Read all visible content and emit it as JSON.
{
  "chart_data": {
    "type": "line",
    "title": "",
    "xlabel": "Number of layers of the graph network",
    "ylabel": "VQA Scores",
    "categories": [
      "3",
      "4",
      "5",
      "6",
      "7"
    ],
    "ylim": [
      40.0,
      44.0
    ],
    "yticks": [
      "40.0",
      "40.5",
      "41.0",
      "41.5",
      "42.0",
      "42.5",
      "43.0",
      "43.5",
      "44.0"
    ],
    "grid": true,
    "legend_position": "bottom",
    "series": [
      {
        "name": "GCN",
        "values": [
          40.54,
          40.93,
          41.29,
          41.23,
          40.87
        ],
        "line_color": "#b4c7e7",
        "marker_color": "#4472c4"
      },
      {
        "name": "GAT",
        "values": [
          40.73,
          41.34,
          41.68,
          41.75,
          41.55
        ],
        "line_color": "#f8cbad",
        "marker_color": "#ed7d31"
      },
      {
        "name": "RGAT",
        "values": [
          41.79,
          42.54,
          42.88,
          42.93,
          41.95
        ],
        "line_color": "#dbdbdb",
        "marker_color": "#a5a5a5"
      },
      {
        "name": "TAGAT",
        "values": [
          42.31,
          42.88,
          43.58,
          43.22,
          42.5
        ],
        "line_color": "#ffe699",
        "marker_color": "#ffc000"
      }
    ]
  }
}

§ AIM OF THE EXERCISE
Check each line in the listing above for the string "name", then report how many lines contain it, with no other text.

§ COMPLETE RESPONSE
4